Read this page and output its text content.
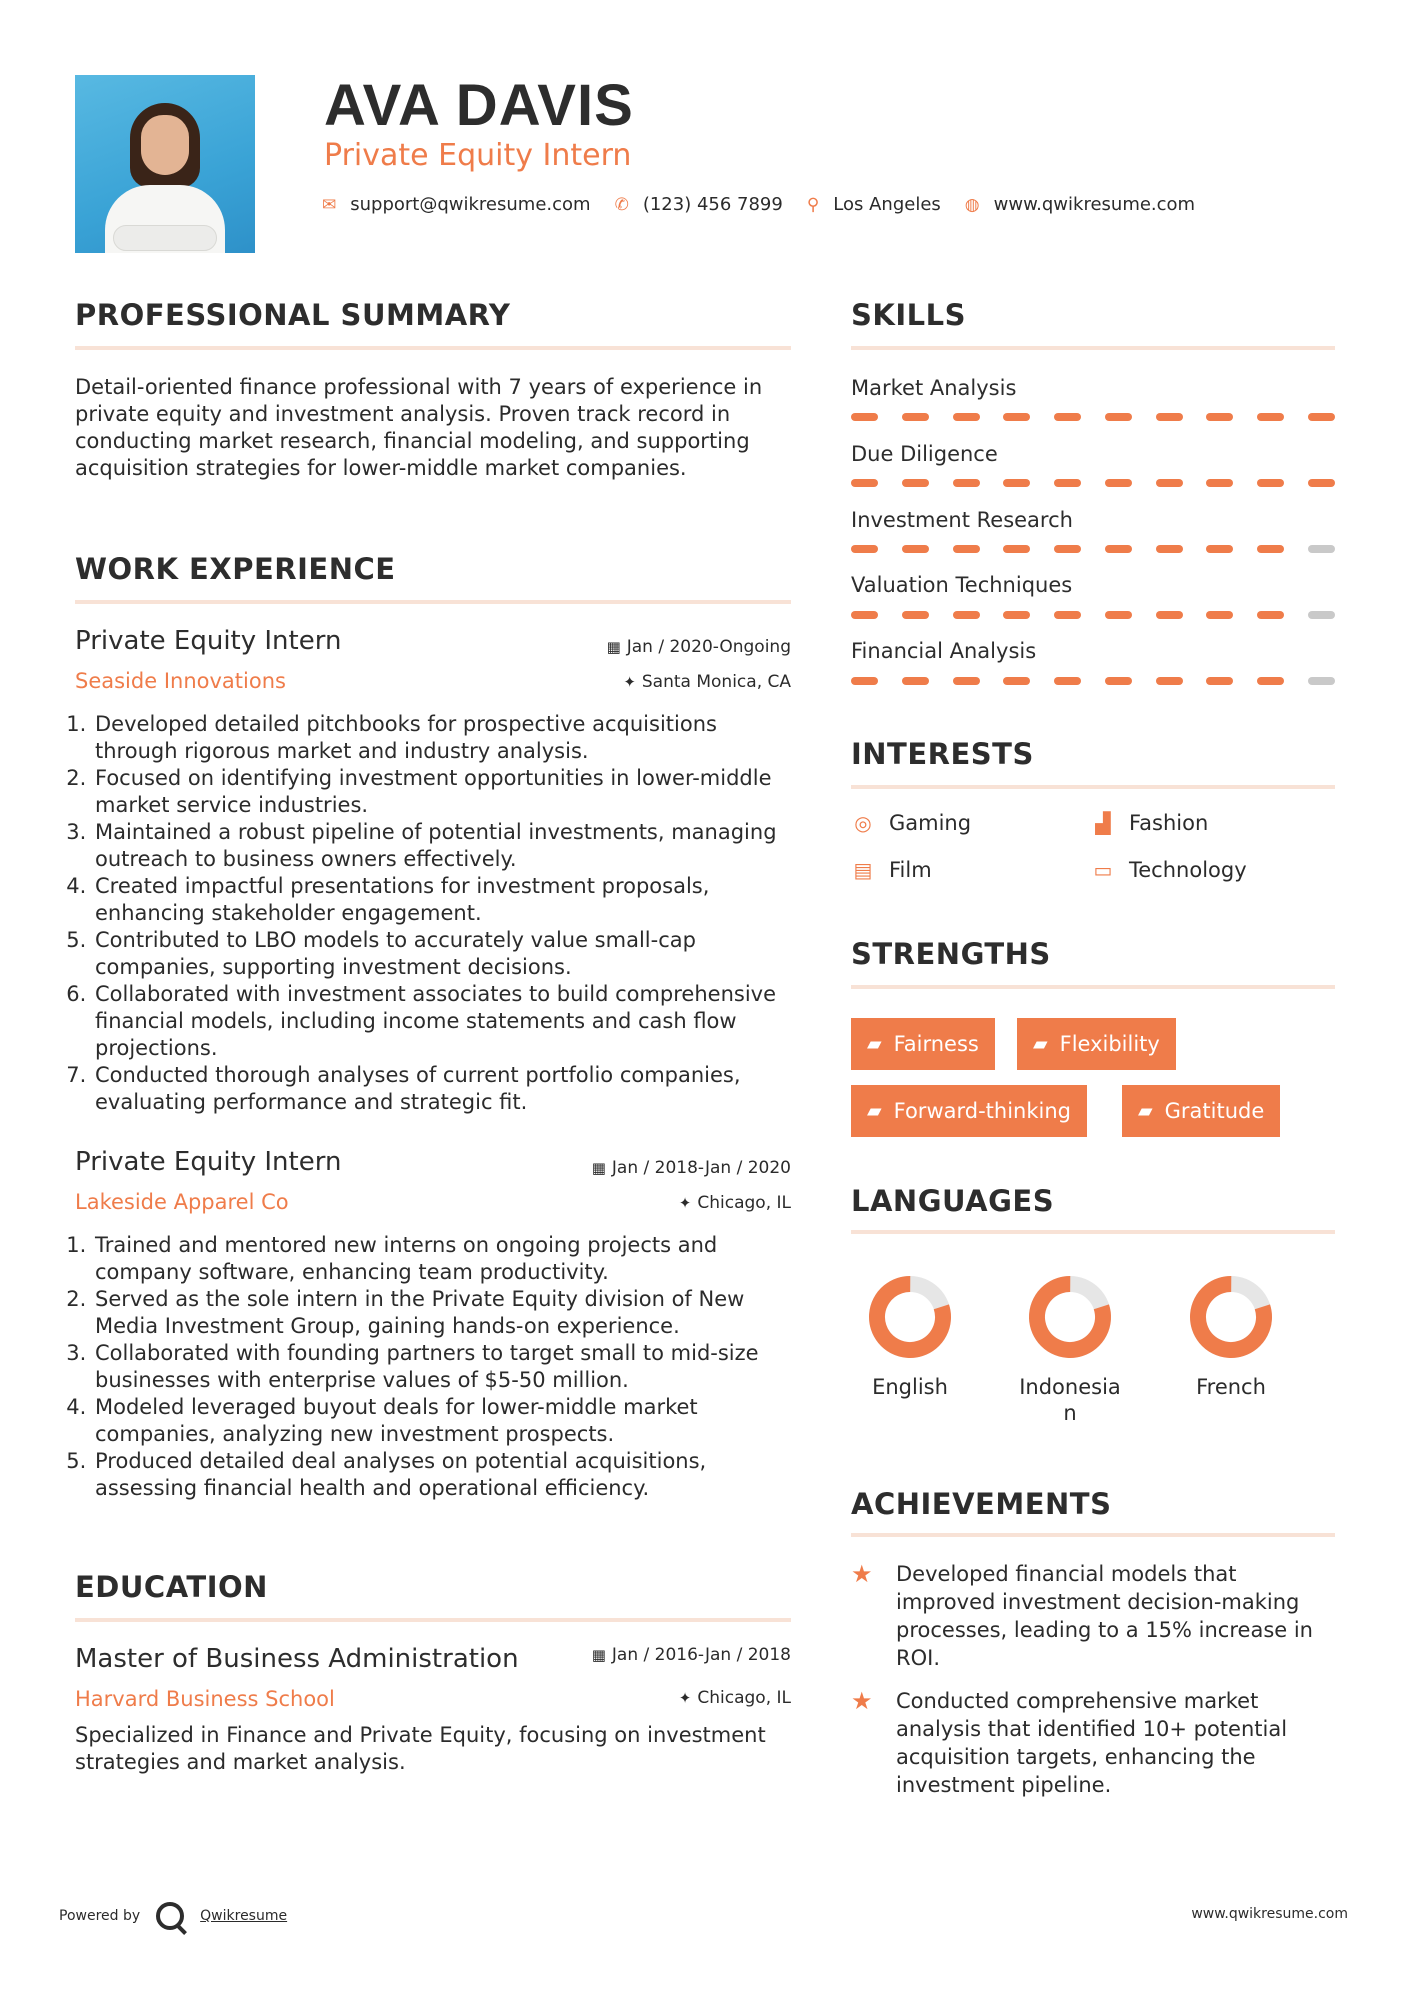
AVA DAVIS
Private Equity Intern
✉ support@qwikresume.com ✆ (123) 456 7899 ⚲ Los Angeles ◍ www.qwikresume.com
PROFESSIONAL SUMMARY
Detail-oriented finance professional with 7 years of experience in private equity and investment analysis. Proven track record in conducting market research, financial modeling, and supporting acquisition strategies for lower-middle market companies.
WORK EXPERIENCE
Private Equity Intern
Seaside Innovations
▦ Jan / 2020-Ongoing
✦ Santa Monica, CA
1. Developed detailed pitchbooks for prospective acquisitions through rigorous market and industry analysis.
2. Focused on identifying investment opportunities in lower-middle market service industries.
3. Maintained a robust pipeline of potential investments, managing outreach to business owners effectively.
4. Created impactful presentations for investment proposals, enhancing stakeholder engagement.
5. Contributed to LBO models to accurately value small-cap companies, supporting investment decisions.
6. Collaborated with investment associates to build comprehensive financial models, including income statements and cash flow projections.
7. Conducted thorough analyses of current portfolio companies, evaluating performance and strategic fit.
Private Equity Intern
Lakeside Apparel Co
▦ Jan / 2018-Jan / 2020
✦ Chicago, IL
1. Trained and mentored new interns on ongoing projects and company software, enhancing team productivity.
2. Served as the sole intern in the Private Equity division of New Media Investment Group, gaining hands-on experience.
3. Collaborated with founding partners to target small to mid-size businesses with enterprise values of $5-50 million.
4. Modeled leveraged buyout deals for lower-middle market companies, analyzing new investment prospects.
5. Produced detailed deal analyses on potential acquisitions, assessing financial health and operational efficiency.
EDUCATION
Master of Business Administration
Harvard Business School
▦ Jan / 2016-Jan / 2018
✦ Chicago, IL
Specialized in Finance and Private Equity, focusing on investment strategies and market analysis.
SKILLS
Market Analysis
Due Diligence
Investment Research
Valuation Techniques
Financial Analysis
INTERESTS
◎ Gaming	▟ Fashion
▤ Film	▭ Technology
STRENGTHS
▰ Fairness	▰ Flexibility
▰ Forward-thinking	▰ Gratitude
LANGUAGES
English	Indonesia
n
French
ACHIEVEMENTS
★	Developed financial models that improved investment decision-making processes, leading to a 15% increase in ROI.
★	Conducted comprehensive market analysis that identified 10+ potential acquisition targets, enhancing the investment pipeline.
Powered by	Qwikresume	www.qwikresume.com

...

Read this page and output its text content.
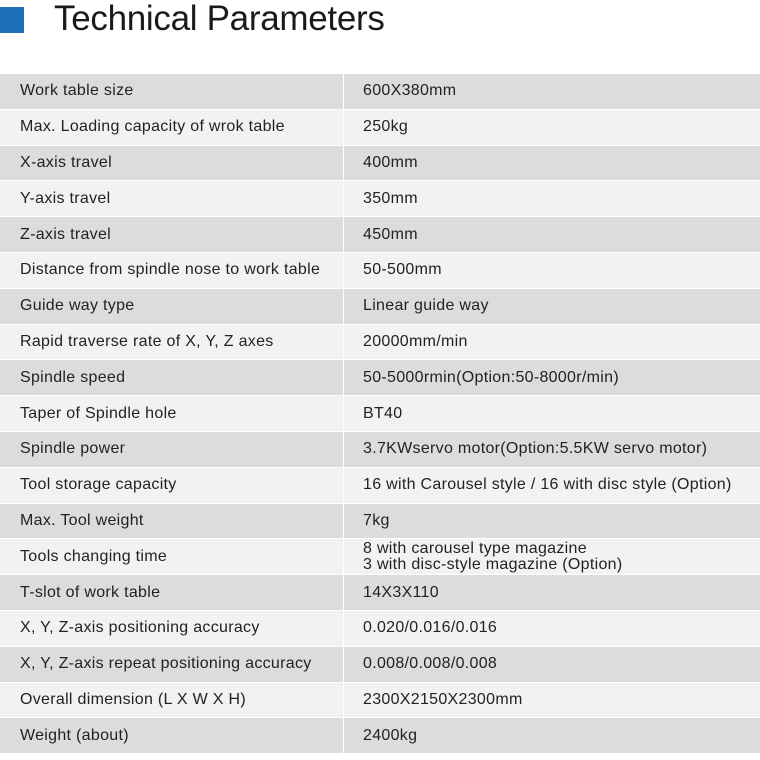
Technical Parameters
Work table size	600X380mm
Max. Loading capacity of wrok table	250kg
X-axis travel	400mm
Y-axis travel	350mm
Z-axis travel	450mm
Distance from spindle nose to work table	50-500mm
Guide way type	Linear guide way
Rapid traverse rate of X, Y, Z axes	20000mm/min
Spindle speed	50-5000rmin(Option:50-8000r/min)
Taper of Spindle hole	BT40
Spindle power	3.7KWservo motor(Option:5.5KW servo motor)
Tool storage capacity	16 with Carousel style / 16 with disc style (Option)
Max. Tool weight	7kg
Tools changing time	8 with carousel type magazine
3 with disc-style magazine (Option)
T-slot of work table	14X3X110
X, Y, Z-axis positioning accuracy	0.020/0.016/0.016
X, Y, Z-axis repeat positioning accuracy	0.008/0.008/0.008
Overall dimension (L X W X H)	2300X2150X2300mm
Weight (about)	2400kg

# Exercise description:
From the data above, gather every line that includes the word "Developed".

# Response for this exercise:
1. Developed detailed pitchbooks for prospective acquisitions through rigorous market and industry analysis.
★	Developed financial models that improved investment decision-making processes, leading to a 15% increase in ROI.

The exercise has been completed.